= DATA FOR PROCESSING =

• • •

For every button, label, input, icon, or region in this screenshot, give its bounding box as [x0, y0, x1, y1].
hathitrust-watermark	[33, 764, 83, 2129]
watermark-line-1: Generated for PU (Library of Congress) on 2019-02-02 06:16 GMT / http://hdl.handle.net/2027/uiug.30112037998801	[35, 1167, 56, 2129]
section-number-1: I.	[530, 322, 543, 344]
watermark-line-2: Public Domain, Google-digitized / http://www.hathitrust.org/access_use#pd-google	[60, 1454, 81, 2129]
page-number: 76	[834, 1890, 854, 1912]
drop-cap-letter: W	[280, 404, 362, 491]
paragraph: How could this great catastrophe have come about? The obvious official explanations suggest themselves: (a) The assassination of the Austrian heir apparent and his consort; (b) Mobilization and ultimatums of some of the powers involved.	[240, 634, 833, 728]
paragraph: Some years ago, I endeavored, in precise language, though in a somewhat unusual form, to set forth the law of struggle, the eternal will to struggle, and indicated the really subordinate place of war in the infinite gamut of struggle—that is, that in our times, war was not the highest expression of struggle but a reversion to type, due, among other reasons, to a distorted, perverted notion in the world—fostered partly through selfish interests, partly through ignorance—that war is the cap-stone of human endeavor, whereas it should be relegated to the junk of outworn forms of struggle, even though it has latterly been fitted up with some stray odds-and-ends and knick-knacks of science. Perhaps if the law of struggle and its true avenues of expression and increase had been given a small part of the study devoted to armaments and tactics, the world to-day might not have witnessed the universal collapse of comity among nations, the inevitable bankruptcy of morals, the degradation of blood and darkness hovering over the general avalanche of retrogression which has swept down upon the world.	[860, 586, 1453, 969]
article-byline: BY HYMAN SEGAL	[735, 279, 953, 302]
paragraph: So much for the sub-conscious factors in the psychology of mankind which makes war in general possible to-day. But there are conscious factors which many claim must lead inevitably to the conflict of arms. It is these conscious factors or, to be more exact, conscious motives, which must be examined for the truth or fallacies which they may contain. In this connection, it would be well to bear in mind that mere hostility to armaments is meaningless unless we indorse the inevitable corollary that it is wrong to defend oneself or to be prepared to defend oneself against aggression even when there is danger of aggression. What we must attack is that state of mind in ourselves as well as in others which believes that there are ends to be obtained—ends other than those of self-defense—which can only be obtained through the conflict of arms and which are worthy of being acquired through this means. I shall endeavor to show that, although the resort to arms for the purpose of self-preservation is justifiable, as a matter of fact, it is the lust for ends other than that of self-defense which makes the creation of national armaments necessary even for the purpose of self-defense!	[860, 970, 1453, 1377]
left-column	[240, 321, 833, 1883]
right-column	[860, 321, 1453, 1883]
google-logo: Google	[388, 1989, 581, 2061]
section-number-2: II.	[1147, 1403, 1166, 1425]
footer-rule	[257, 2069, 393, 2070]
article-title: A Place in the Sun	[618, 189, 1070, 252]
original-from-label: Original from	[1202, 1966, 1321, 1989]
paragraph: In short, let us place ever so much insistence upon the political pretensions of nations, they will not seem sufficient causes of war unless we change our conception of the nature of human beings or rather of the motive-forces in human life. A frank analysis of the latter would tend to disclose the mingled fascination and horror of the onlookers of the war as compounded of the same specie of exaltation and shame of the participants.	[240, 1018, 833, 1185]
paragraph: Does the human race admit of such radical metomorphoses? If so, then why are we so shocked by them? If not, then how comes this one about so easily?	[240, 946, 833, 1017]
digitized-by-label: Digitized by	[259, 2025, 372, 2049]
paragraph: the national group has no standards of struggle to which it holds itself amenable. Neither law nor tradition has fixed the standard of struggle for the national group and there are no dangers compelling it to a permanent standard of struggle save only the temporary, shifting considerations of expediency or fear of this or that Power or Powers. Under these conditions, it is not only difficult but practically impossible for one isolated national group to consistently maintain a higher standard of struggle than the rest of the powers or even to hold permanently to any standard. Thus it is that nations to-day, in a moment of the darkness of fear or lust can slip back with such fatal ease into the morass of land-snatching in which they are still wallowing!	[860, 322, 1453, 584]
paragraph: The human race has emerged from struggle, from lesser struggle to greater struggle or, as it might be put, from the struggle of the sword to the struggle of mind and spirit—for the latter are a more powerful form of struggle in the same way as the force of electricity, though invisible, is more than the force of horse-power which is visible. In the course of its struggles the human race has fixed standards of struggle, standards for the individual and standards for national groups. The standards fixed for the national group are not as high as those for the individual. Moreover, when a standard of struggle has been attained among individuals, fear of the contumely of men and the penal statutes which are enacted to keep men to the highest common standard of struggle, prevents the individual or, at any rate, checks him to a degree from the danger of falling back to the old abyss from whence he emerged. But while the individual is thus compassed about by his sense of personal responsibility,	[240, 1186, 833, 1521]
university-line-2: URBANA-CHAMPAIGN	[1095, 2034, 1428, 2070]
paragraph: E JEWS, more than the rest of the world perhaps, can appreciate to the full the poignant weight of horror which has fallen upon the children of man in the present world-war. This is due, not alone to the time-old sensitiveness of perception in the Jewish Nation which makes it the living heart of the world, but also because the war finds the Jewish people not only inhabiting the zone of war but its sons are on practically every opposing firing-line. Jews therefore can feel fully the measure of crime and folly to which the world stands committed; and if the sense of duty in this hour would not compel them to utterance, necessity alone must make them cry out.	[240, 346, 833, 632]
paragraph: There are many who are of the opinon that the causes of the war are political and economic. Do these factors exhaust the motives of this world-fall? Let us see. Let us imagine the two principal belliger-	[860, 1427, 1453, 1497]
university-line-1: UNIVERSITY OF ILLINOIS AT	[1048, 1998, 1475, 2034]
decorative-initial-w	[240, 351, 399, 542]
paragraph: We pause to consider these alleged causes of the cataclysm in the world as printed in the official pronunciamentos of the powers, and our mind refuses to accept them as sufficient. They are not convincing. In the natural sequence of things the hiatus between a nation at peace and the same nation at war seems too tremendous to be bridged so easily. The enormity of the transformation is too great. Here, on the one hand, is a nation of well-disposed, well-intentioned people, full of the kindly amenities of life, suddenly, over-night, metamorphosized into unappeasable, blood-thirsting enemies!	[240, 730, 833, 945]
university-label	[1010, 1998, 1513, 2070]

• • •

= REQUEST =
Copy out every row above without changing a single character, keeping each on its own line.

= EXERCISE RESULT =
For every button, label, input, icon, or region in this screenshot, give its bounding box as [x0, y0, x1, y1].
hathitrust-watermark	[33, 764, 83, 2129]
watermark-line-1: Generated for PU (Library of Congress) on 2019-02-02 06:16 GMT / http://hdl.handle.net/2027/uiug.30112037998801	[35, 1167, 56, 2129]
section-number-1: I.	[530, 322, 543, 344]
watermark-line-2: Public Domain, Google-digitized / http://www.hathitrust.org/access_use#pd-google	[60, 1454, 81, 2129]
page-number: 76	[834, 1890, 854, 1912]
drop-cap-letter: W	[280, 404, 362, 491]
paragraph: How could this great catastrophe have come about? The obvious official explanations suggest themselves: (a) The assassination of the Austrian heir apparent and his consort; (b) Mobilization and ultimatums of some of the powers involved.	[240, 634, 833, 728]
paragraph: Some years ago, I endeavored, in precise language, though in a somewhat unusual form, to set forth the law of struggle, the eternal will to struggle, and indicated the really subordinate place of war in the infinite gamut of struggle—that is, that in our times, war was not the highest expression of struggle but a reversion to type, due, among other reasons, to a distorted, perverted notion in the world—fostered partly through selfish interests, partly through ignorance—that war is the cap-stone of human endeavor, whereas it should be relegated to the junk of outworn forms of struggle, even though it has latterly been fitted up with some stray odds-and-ends and knick-knacks of science. Perhaps if the law of struggle and its true avenues of expression and increase had been given a small part of the study devoted to armaments and tactics, the world to-day might not have witnessed the universal collapse of comity among nations, the inevitable bankruptcy of morals, the degradation of blood and darkness hovering over the general avalanche of retrogression which has swept down upon the world.	[860, 586, 1453, 969]
article-byline: BY HYMAN SEGAL	[735, 279, 953, 302]
paragraph: So much for the sub-conscious factors in the psychology of mankind which makes war in general possible to-day. But there are conscious factors which many claim must lead inevitably to the conflict of arms. It is these conscious factors or, to be more exact, conscious motives, which must be examined for the truth or fallacies which they may contain. In this connection, it would be well to bear in mind that mere hostility to armaments is meaningless unless we indorse the inevitable corollary that it is wrong to defend oneself or to be prepared to defend oneself against aggression even when there is danger of aggression. What we must attack is that state of mind in ourselves as well as in others which believes that there are ends to be obtained—ends other than those of self-defense—which can only be obtained through the conflict of arms and which are worthy of being acquired through this means. I shall endeavor to show that, although the resort to arms for the purpose of self-preservation is justifiable, as a matter of fact, it is the lust for ends other than that of self-defense which makes the creation of national armaments necessary even for the purpose of self-defense!	[860, 970, 1453, 1377]
left-column	[240, 321, 833, 1883]
right-column	[860, 321, 1453, 1883]
google-logo: Google	[388, 1989, 581, 2061]
section-number-2: II.	[1147, 1403, 1166, 1425]
footer-rule	[257, 2069, 393, 2070]
article-title: A Place in the Sun	[618, 189, 1070, 252]
original-from-label: Original from	[1202, 1966, 1321, 1989]
paragraph: In short, let us place ever so much insistence upon the political pretensions of nations, they will not seem sufficient causes of war unless we change our conception of the nature of human beings or rather of the motive-forces in human life. A frank analysis of the latter would tend to disclose the mingled fascination and horror of the onlookers of the war as compounded of the same specie of exaltation and shame of the participants.	[240, 1018, 833, 1185]
paragraph: Does the human race admit of such radical metomorphoses? If so, then why are we so shocked by them? If not, then how comes this one about so easily?	[240, 946, 833, 1017]
digitized-by-label: Digitized by	[259, 2025, 372, 2049]
paragraph: the national group has no standards of struggle to which it holds itself amenable. Neither law nor tradition has fixed the standard of struggle for the national group and there are no dangers compelling it to a permanent standard of struggle save only the temporary, shifting considerations of expediency or fear of this or that Power or Powers. Under these conditions, it is not only difficult but practically impossible for one isolated national group to consistently maintain a higher standard of struggle than the rest of the powers or even to hold permanently to any standard. Thus it is that nations to-day, in a moment of the darkness of fear or lust can slip back with such fatal ease into the morass of land-snatching in which they are still wallowing!	[860, 322, 1453, 584]
paragraph: The human race has emerged from struggle, from lesser struggle to greater struggle or, as it might be put, from the struggle of the sword to the struggle of mind and spirit—for the latter are a more powerful form of struggle in the same way as the force of electricity, though invisible, is more than the force of horse-power which is visible. In the course of its struggles the human race has fixed standards of struggle, standards for the individual and standards for national groups. The standards fixed for the national group are not as high as those for the individual. Moreover, when a standard of struggle has been attained among individuals, fear of the contumely of men and the penal statutes which are enacted to keep men to the highest common standard of struggle, prevents the individual or, at any rate, checks him to a degree from the danger of falling back to the old abyss from whence he emerged. But while the individual is thus compassed about by his sense of personal responsibility,	[240, 1186, 833, 1521]
university-line-2: URBANA-CHAMPAIGN	[1095, 2034, 1428, 2070]
paragraph: E JEWS, more than the rest of the world perhaps, can appreciate to the full the poignant weight of horror which has fallen upon the children of man in the present world-war. This is due, not alone to the time-old sensitiveness of perception in the Jewish Nation which makes it the living heart of the world, but also because the war finds the Jewish people not only inhabiting the zone of war but its sons are on practically every opposing firing-line. Jews therefore can feel fully the measure of crime and folly to which the world stands committed; and if the sense of duty in this hour would not compel them to utterance, necessity alone must make them cry out.	[240, 346, 833, 632]
paragraph: There are many who are of the opinon that the causes of the war are political and economic. Do these factors exhaust the motives of this world-fall? Let us see. Let us imagine the two principal belliger-	[860, 1427, 1453, 1497]
university-line-1: UNIVERSITY OF ILLINOIS AT	[1048, 1998, 1475, 2034]
decorative-initial-w	[240, 351, 399, 542]
paragraph: We pause to consider these alleged causes of the cataclysm in the world as printed in the official pronunciamentos of the powers, and our mind refuses to accept them as sufficient. They are not convincing. In the natural sequence of things the hiatus between a nation at peace and the same nation at war seems too tremendous to be bridged so easily. The enormity of the transformation is too great. Here, on the one hand, is a nation of well-disposed, well-intentioned people, full of the kindly amenities of life, suddenly, over-night, metamorphosized into unappeasable, blood-thirsting enemies!	[240, 730, 833, 945]
university-label	[1010, 1998, 1513, 2070]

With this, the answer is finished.